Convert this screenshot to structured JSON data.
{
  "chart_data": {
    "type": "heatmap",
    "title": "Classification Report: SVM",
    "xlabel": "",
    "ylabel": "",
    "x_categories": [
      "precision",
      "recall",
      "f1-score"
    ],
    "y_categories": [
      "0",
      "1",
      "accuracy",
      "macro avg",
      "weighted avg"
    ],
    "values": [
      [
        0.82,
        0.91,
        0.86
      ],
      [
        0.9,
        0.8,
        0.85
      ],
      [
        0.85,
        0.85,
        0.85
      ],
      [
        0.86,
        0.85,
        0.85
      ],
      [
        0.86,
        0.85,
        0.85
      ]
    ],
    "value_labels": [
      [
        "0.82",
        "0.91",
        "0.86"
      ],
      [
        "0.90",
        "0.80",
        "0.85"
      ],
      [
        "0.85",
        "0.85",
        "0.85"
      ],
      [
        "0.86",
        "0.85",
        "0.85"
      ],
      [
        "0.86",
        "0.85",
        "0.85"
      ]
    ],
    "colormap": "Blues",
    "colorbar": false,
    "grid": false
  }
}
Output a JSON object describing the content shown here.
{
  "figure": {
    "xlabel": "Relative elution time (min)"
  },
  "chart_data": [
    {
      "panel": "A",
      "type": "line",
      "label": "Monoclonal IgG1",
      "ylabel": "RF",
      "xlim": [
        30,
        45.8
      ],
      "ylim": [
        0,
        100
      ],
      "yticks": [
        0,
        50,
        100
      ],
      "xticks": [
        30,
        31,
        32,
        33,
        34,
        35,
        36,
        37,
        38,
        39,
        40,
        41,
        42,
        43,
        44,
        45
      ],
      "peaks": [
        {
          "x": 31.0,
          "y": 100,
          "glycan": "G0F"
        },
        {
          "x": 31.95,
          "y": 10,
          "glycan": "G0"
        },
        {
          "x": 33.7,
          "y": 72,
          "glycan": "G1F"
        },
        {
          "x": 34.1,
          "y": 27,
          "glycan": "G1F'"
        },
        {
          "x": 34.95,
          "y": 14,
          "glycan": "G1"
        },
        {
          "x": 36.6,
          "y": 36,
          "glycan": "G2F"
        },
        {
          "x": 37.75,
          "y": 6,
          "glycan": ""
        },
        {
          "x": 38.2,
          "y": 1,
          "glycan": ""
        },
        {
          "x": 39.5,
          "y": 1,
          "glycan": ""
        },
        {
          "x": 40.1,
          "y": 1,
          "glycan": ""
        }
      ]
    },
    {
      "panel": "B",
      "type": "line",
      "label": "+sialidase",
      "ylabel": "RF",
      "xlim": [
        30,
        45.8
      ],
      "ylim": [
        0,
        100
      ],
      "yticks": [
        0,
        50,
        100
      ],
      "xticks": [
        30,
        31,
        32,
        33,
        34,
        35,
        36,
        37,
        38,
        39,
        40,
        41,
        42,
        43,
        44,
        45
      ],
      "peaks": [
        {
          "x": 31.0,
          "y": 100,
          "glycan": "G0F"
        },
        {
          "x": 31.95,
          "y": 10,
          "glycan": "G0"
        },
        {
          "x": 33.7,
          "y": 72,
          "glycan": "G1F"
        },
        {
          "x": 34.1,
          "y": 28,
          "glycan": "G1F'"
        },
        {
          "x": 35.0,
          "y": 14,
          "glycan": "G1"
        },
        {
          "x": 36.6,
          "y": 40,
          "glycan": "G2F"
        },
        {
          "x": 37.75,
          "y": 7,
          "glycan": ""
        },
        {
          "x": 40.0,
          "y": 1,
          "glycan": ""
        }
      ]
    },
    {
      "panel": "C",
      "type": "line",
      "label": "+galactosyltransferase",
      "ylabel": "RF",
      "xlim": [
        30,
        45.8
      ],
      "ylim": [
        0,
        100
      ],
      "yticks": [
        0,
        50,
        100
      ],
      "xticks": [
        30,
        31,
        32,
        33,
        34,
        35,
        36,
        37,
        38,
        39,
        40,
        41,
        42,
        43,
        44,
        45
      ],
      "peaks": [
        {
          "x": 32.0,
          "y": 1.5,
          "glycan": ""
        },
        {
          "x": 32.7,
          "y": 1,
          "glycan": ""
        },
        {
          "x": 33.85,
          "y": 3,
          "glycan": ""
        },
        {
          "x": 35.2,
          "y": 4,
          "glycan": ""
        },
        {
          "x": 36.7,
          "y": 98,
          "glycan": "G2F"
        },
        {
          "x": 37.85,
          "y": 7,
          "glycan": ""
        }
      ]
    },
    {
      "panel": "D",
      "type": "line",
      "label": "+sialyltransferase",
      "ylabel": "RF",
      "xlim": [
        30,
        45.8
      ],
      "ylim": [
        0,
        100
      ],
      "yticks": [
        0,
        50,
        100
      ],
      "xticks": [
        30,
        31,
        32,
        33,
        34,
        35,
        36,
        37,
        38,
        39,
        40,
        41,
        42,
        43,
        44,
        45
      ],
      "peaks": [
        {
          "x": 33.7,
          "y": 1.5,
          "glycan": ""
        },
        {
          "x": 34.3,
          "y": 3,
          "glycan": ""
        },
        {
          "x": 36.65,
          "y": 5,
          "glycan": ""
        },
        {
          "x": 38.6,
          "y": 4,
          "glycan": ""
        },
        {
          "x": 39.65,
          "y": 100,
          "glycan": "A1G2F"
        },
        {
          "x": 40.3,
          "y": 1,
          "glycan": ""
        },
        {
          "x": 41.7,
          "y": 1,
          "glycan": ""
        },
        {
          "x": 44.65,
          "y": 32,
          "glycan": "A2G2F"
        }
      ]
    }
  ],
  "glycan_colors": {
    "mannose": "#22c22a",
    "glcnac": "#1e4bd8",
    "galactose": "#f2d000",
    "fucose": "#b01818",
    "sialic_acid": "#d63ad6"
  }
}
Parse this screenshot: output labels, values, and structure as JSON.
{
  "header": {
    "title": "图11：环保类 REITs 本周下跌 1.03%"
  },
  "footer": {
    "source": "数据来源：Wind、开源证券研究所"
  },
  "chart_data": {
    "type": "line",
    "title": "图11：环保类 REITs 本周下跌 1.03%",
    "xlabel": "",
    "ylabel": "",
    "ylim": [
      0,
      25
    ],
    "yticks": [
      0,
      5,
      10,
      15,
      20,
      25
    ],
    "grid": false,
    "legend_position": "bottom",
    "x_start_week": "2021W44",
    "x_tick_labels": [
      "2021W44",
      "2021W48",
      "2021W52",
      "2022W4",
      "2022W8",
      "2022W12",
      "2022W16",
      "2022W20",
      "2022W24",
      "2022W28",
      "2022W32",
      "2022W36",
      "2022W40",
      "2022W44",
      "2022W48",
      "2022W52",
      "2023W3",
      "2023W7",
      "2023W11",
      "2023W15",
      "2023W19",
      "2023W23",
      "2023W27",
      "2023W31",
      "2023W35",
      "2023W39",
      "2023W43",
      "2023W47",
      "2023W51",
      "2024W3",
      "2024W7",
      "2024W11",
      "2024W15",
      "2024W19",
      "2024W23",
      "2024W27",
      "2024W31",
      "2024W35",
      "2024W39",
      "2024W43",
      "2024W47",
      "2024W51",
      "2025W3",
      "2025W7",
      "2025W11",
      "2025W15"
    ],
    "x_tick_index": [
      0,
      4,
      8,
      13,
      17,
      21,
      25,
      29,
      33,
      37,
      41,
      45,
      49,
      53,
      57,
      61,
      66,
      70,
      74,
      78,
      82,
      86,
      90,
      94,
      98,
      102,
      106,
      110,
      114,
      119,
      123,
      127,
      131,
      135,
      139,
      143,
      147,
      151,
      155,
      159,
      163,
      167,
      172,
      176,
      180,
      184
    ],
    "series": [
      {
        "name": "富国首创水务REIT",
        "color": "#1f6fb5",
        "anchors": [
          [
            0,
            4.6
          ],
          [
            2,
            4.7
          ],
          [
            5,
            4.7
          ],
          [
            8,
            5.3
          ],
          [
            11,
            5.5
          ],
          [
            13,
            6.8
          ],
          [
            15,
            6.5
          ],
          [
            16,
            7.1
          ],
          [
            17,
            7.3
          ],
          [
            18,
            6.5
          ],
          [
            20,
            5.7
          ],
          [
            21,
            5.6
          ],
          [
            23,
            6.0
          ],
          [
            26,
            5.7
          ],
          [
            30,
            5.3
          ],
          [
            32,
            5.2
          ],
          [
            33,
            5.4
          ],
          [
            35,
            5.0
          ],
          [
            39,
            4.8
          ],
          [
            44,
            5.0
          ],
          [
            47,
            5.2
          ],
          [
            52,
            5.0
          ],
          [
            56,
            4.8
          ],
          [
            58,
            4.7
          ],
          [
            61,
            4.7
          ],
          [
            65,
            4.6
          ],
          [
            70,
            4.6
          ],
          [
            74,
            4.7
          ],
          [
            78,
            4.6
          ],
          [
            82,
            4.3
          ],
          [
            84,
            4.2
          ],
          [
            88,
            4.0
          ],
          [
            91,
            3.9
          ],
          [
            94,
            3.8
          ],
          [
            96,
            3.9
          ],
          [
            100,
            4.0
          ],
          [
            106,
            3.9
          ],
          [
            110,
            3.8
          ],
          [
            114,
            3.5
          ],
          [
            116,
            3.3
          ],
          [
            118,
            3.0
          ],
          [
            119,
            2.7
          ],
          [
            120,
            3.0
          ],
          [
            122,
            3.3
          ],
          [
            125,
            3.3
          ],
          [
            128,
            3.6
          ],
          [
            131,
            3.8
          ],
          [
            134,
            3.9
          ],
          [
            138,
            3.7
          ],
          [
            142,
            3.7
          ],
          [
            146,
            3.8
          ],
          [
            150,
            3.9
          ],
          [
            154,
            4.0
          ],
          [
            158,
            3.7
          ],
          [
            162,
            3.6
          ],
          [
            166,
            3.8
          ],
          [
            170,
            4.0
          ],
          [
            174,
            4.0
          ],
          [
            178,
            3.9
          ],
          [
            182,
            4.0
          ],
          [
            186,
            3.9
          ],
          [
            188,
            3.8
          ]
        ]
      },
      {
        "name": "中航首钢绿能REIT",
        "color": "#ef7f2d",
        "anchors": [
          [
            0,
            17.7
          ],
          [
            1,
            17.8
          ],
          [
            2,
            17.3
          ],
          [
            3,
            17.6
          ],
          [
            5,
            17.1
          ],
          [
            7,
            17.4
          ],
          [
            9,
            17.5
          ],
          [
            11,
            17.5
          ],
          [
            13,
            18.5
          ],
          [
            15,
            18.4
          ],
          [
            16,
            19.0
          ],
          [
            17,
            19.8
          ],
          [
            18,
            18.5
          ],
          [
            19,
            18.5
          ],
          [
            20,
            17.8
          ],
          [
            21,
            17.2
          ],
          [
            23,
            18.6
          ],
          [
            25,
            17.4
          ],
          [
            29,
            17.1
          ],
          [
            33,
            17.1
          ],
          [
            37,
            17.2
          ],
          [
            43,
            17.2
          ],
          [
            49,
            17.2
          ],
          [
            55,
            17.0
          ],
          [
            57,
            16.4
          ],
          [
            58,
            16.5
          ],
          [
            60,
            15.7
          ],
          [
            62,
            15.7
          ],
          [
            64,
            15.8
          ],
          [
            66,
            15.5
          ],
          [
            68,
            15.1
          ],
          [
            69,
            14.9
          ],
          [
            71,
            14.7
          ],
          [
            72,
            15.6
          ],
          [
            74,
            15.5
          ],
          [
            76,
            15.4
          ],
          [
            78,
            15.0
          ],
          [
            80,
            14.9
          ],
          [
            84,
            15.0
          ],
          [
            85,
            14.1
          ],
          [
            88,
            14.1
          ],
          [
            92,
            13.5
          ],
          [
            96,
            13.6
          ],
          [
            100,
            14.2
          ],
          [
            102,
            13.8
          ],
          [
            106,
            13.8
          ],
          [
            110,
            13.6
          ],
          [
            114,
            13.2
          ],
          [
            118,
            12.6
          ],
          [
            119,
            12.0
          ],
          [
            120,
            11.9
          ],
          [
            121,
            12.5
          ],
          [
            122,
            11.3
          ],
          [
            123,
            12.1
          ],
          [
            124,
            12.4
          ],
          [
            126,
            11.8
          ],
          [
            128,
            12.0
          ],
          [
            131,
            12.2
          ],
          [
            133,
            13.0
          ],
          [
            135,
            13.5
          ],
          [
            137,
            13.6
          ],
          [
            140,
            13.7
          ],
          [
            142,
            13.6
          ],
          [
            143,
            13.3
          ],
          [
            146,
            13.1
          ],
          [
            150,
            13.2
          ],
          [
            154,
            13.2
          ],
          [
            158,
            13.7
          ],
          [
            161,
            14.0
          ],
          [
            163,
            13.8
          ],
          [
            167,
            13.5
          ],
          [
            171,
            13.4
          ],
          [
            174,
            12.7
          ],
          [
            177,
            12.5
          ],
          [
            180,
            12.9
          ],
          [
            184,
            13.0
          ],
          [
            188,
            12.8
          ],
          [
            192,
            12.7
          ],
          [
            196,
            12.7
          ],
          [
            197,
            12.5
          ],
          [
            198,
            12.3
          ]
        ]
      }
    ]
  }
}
# # #
> [WHAT THIS TASK INVOLVES]: Pick out the lines above that hold the string "JSON" and show them.

> [RESULT FOR THIS TASK]:
Convert this screenshot to structured JSON data.
Output a JSON object describing the content shown here.
Parse this screenshot: output labels, values, and structure as JSON.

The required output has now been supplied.